▶ _SUPPLIED DATA_:
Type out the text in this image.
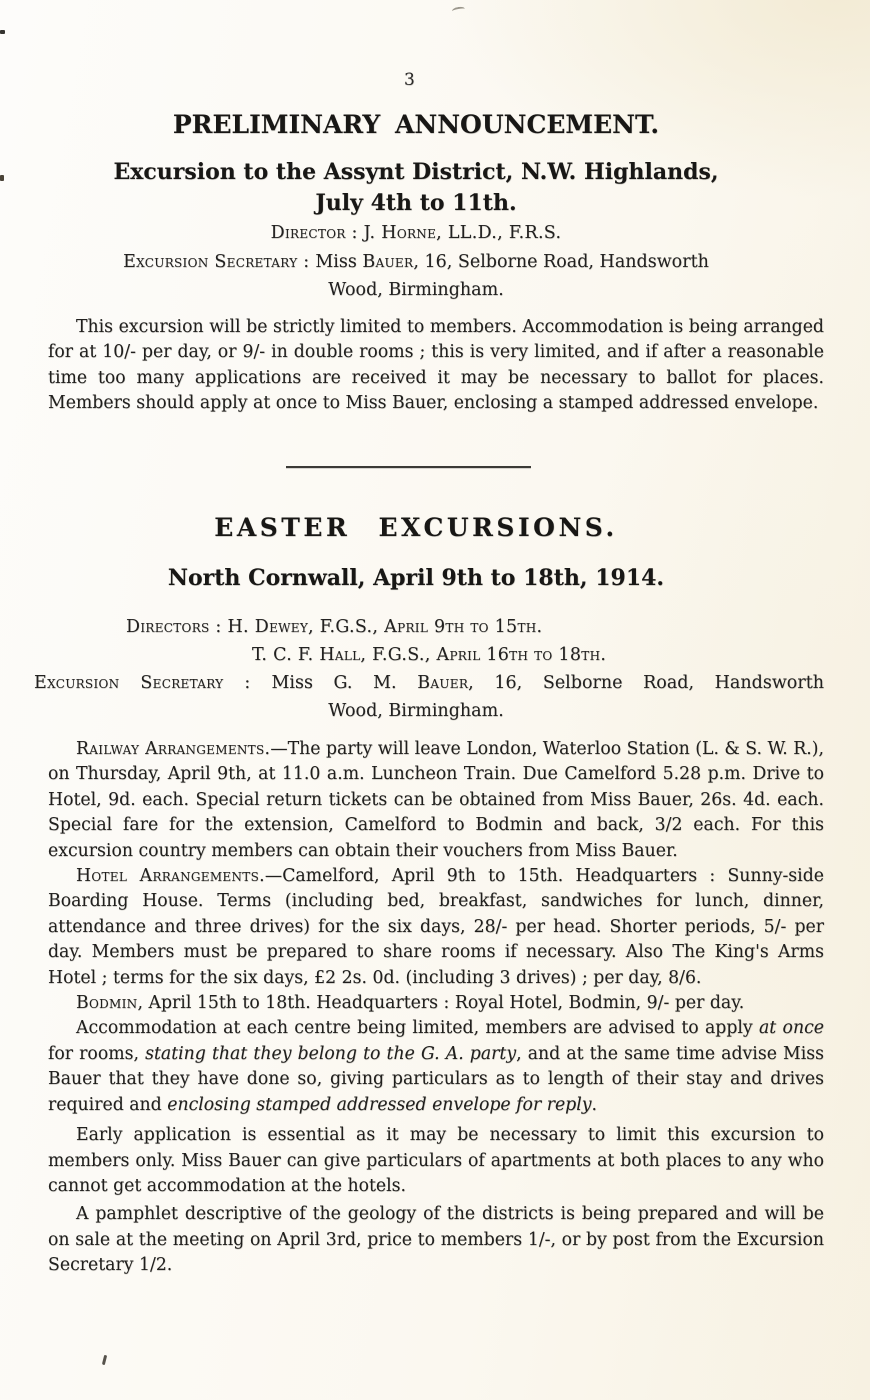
3
PRELIMINARY ANNOUNCEMENT.
Excursion to the Assynt District, N.W. Highlands,
July 4th to 11th.
Director : J. Horne, LL.D., F.R.S.
Excursion Secretary : Miss Bauer, 16, Selborne Road, Handsworth
Wood, Birmingham.
This excursion will be strictly limited to members. Accommodation is being arranged for at 10/- per day, or 9/- in double rooms ; this is very limited, and if after a reasonable time too many applications are received it may be necessary to ballot for places. Members should apply at once to Miss Bauer, enclosing a stamped addressed envelope.
EASTER EXCURSIONS.
North Cornwall, April 9th to 18th, 1914.
Directors : H. Dewey, F.G.S., April 9th to 15th.
T. C. F. Hall, F.G.S., April 16th to 18th.
Excursion Secretary : Miss G. M. Bauer, 16, Selborne Road, Handsworth
Wood, Birmingham.

Railway Arrangements.—The party will leave London, Waterloo Station (L. & S. W. R.), on Thursday, April 9th, at 11.0 a.m. Luncheon Train. Due Camelford 5.28 p.m. Drive to Hotel, 9d. each. Special return tickets can be obtained from Miss Bauer, 26s. 4d. each. Special fare for the extension, Camelford to Bodmin and back, 3/2 each. For this excursion country members can obtain their vouchers from Miss Bauer.

Hotel Arrangements.—Camelford, April 9th to 15th. Headquarters : Sunny-side Boarding House. Terms (including bed, breakfast, sandwiches for lunch, dinner, attendance and three drives) for the six days, 28/- per head. Shorter periods, 5/- per day. Members must be prepared to share rooms if necessary. Also The King's Arms Hotel ; terms for the six days, £2 2s. 0d. (including 3 drives) ; per day, 8/6.

Bodmin, April 15th to 18th. Headquarters : Royal Hotel, Bodmin, 9/- per day.

Accommodation at each centre being limited, members are advised to apply at once for rooms, stating that they belong to the G. A. party, and at the same time advise Miss Bauer that they have done so, giving particulars as to length of their stay and drives required and enclosing stamped addressed envelope for reply.

Early application is essential as it may be necessary to limit this excursion to members only. Miss Bauer can give particulars of apartments at both places to any who cannot get accommodation at the hotels.

A pamphlet descriptive of the geology of the districts is being prepared and will be on sale at the meeting on April 3rd, price to members 1/-, or by post from the Excursion Secretary 1/2.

▶ _EXERCISE DESCRIPTION_: Leaving the pictures aside, transcribe the entire listing exactly.

▶ _EXERCISE OUTPUT_:
Type out the text in this image.
3
PRELIMINARY ANNOUNCEMENT.
Excursion to the Assynt District, N.W. Highlands,
July 4th to 11th.
Director : J. Horne, LL.D., F.R.S.
Excursion Secretary : Miss Bauer, 16, Selborne Road, Handsworth
Wood, Birmingham.
This excursion will be strictly limited to members. Accommodation is being arranged for at 10/- per day, or 9/- in double rooms ; this is very limited, and if after a reasonable time too many applications are received it may be necessary to ballot for places. Members should apply at once to Miss Bauer, enclosing a stamped addressed envelope.
EASTER EXCURSIONS.
North Cornwall, April 9th to 18th, 1914.
Directors : H. Dewey, F.G.S., April 9th to 15th.
T. C. F. Hall, F.G.S., April 16th to 18th.
Excursion Secretary : Miss G. M. Bauer, 16, Selborne Road, Handsworth
Wood, Birmingham.

Railway Arrangements.—The party will leave London, Waterloo Station (L. & S. W. R.), on Thursday, April 9th, at 11.0 a.m. Luncheon Train. Due Camelford 5.28 p.m. Drive to Hotel, 9d. each. Special return tickets can be obtained from Miss Bauer, 26s. 4d. each. Special fare for the extension, Camelford to Bodmin and back, 3/2 each. For this excursion country members can obtain their vouchers from Miss Bauer.

Hotel Arrangements.—Camelford, April 9th to 15th. Headquarters : Sunny-side Boarding House. Terms (including bed, breakfast, sandwiches for lunch, dinner, attendance and three drives) for the six days, 28/- per head. Shorter periods, 5/- per day. Members must be prepared to share rooms if necessary. Also The King's Arms Hotel ; terms for the six days, £2 2s. 0d. (including 3 drives) ; per day, 8/6.

Bodmin, April 15th to 18th. Headquarters : Royal Hotel, Bodmin, 9/- per day.

Accommodation at each centre being limited, members are advised to apply at once for rooms, stating that they belong to the G. A. party, and at the same time advise Miss Bauer that they have done so, giving particulars as to length of their stay and drives required and enclosing stamped addressed envelope for reply.

Early application is essential as it may be necessary to limit this excursion to members only. Miss Bauer can give particulars of apartments at both places to any who cannot get accommodation at the hotels.

A pamphlet descriptive of the geology of the districts is being prepared and will be on sale at the meeting on April 3rd, price to members 1/-, or by post from the Excursion Secretary 1/2.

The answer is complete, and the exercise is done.